Material for this task start

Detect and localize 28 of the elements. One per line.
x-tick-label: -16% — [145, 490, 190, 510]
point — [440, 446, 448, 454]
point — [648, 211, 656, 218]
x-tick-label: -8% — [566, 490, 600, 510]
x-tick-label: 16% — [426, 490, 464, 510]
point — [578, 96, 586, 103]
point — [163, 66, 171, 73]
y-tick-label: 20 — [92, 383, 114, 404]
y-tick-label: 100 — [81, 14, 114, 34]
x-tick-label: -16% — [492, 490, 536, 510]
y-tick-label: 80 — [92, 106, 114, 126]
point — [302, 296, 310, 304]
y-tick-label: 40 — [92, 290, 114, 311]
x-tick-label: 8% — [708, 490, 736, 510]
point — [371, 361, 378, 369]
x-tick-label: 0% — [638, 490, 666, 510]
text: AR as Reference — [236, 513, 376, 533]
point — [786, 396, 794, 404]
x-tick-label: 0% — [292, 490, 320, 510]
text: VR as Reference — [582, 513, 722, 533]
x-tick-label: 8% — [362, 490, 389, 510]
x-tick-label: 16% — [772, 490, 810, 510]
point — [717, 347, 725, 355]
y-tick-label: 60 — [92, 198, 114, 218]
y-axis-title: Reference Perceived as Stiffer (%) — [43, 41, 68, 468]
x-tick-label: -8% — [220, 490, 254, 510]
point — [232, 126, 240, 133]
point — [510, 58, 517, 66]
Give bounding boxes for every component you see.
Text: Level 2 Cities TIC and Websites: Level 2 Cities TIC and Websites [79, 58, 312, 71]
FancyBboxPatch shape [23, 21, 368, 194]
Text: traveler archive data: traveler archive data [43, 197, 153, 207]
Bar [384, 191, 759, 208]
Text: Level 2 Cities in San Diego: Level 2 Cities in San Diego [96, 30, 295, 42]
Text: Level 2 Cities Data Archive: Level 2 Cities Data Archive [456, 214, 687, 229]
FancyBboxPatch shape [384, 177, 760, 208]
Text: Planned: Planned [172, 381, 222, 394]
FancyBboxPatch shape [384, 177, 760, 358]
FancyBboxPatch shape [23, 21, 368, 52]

Material for this task end

**Stated problem:** Pull out every line of the listing that contains the string "point". Case counts.

**Result of this exercise:**
point — [440, 446, 448, 454]
point — [648, 211, 656, 218]
point — [578, 96, 586, 103]
point — [163, 66, 171, 73]
point — [302, 296, 310, 304]
point — [371, 361, 378, 369]
point — [786, 396, 794, 404]
point — [717, 347, 725, 355]
point — [232, 126, 240, 133]
point — [510, 58, 517, 66]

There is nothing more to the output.